**GIVEN INFORMATION**
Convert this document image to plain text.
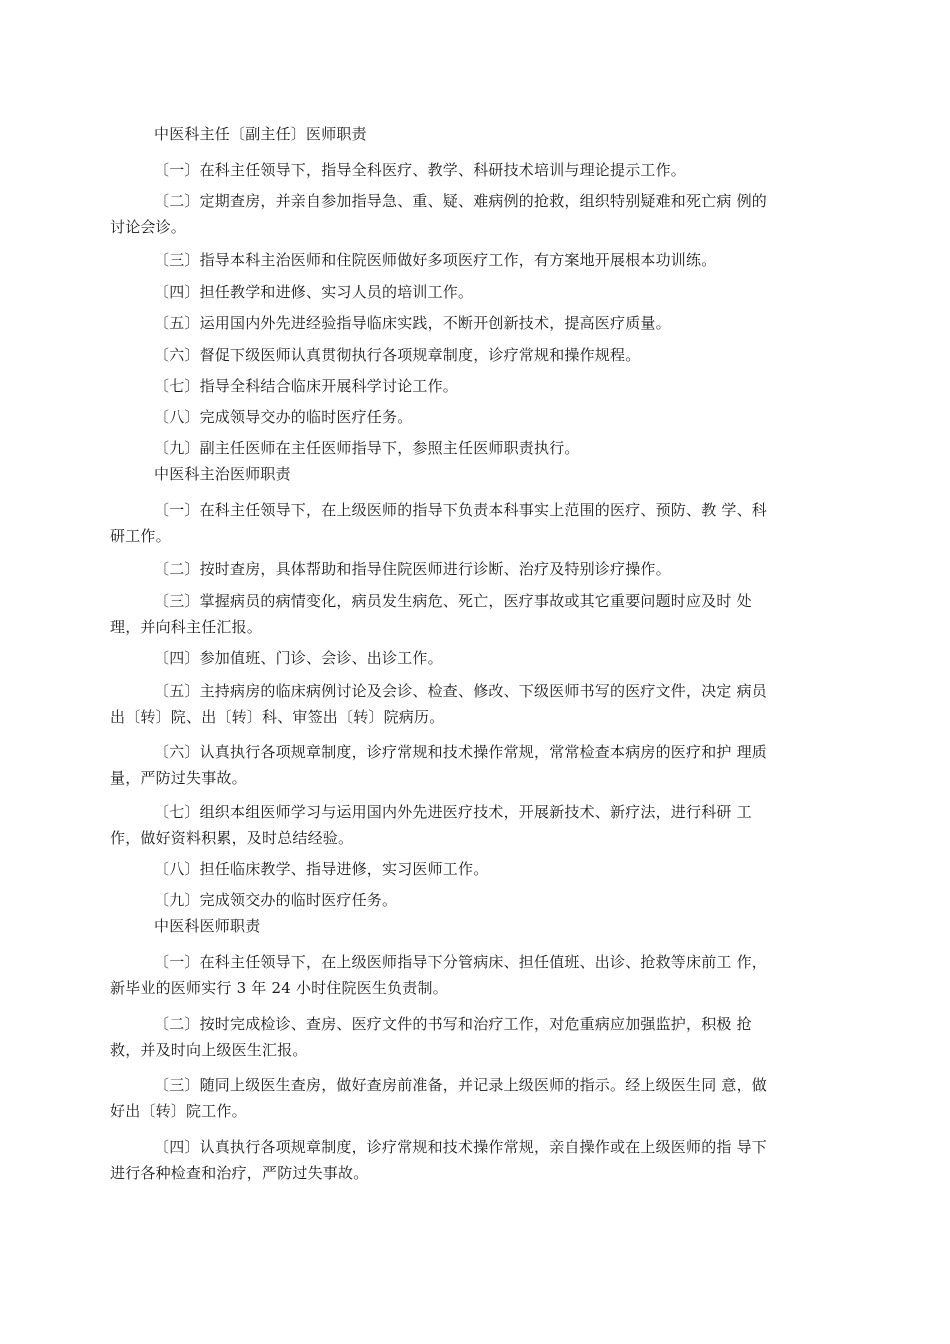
中医科主任〔副主任〕医师职责
〔一〕在科主任领导下，指导全科医疗、教学、科研技术培训与理论提示工作。
〔二〕定期查房，并亲自参加指导急、重、疑、难病例的抢救，组织特别疑难和死亡病 例的
讨论会诊。
〔三〕指导本科主治医师和住院医师做好多项医疗工作，有方案地开展根本功训练。
〔四〕担任教学和进修、实习人员的培训工作。
〔五〕运用国内外先进经验指导临床实践，不断开创新技术，提高医疗质量。
〔六〕督促下级医师认真贯彻执行各项规章制度，诊疗常规和操作规程。
〔七〕指导全科结合临床开展科学讨论工作。
〔八〕完成领导交办的临时医疗任务。
〔九〕副主任医师在主任医师指导下，参照主任医师职责执行。
中医科主治医师职责
〔一〕在科主任领导下，在上级医师的指导下负责本科事实上范围的医疗、预防、教 学、科
研工作。
〔二〕按时查房，具体帮助和指导住院医师进行诊断、治疗及特别诊疗操作。
〔三〕掌握病员的病情变化，病员发生病危、死亡，医疗事故或其它重要问题时应及时 处
理，并向科主任汇报。
〔四〕参加值班、门诊、会诊、出诊工作。
〔五〕主持病房的临床病例讨论及会诊、检查、修改、下级医师书写的医疗文件，决定 病员
出〔转〕院、出〔转〕科、审签出〔转〕院病历。
〔六〕认真执行各项规章制度，诊疗常规和技术操作常规，常常检查本病房的医疗和护 理质
量，严防过失事故。
〔七〕组织本组医师学习与运用国内外先进医疗技术，开展新技术、新疗法，进行科研 工
作，做好资料积累，及时总结经验。
〔八〕担任临床教学、指导进修，实习医师工作。
〔九〕完成领交办的临时医疗任务。
中医科医师职责
〔一〕在科主任领导下，在上级医师指导下分管病床、担任值班、出诊、抢救等床前工 作，
新毕业的医师实行 3 年 24 小时住院医生负责制。
〔二〕按时完成检诊、查房、医疗文件的书写和治疗工作，对危重病应加强监护，积极 抢
救，并及时向上级医生汇报。
〔三〕随同上级医生查房，做好查房前准备，并记录上级医师的指示。经上级医生同 意，做
好出〔转〕院工作。
〔四〕认真执行各项规章制度，诊疗常规和技术操作常规，亲自操作或在上级医师的指 导下
进行各种检查和治疗，严防过失事故。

**SET TASK**
Using the entries above, return each line in which the word "认真执行各项规章制度" occurs.

**EXERCISE RESPONSE**
〔六〕认真执行各项规章制度，诊疗常规和技术操作常规，常常检查本病房的医疗和护 理质
〔四〕认真执行各项规章制度，诊疗常规和技术操作常规，亲自操作或在上级医师的指 导下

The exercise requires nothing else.